• [What the exercise asks]
Return each line of the listing below, unchanged, and omit the images.

** START Given records **

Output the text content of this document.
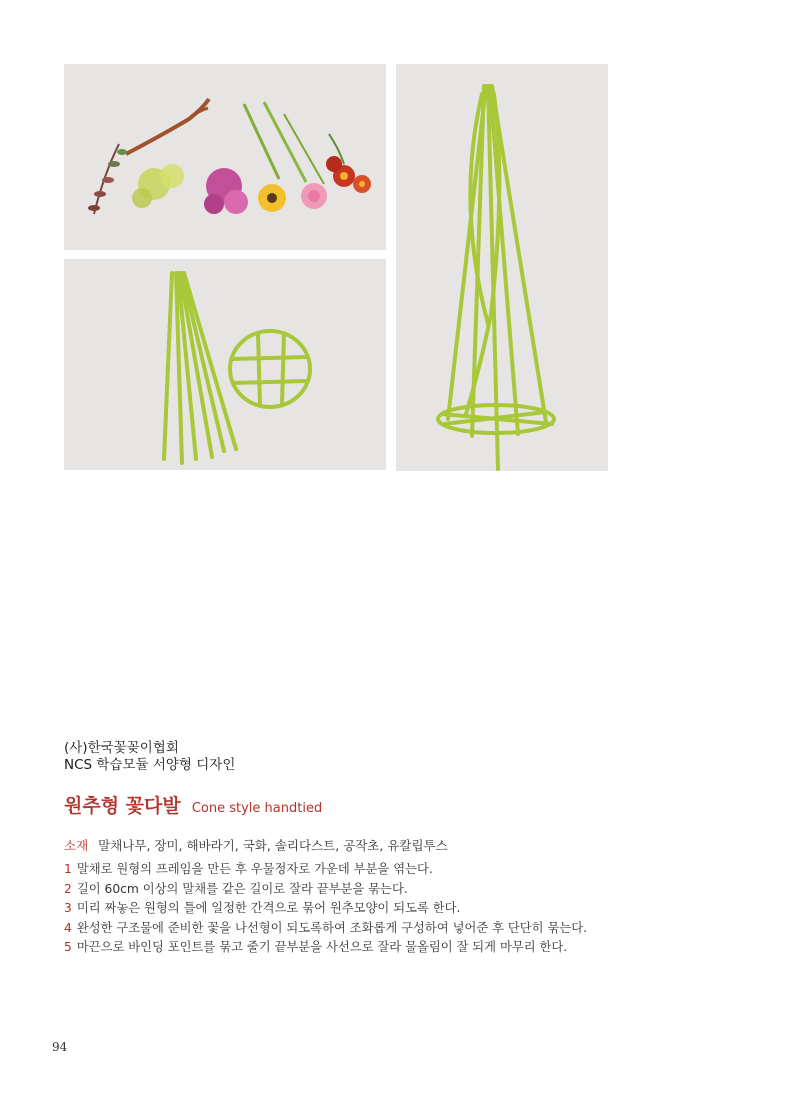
(사)한국꽃꽂이협회
NCS 학습모듈 서양형 디자인
원추형 꽃다발 Cone style handtied
소재 말채나무, 장미, 해바라기, 국화, 솔리다스트, 공작초, 유칼립투스
1 말채로 원형의 프레임을 만든 후 우물정자로 가운데 부분을 엮는다.
2 길이 60cm 이상의 말채를 같은 길이로 잘라 끝부분을 묶는다.
3 미리 짜놓은 원형의 틀에 일정한 간격으로 묶어 원추모양이 되도록 한다.
4 완성한 구조물에 준비한 꽃을 나선형이 되도록하여 조화롭게 구성하여 넣어준 후 단단히 묶는다.
5 마끈으로 바인딩 포인트를 묶고 줄기 끝부분을 사선으로 잘라 물올림이 잘 되게 마무리 한다.
94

** END Given records **

• [Task output]
Output the text content of this document.
(사)한국꽃꽂이협회
NCS 학습모듈 서양형 디자인
원추형 꽃다발 Cone style handtied
소재 말채나무, 장미, 해바라기, 국화, 솔리다스트, 공작초, 유칼립투스
1 말채로 원형의 프레임을 만든 후 우물정자로 가운데 부분을 엮는다.
2 길이 60cm 이상의 말채를 같은 길이로 잘라 끝부분을 묶는다.
3 미리 짜놓은 원형의 틀에 일정한 간격으로 묶어 원추모양이 되도록 한다.
4 완성한 구조물에 준비한 꽃을 나선형이 되도록하여 조화롭게 구성하여 넣어준 후 단단히 묶는다.
5 마끈으로 바인딩 포인트를 묶고 줄기 끝부분을 사선으로 잘라 물올림이 잘 되게 마무리 한다.
94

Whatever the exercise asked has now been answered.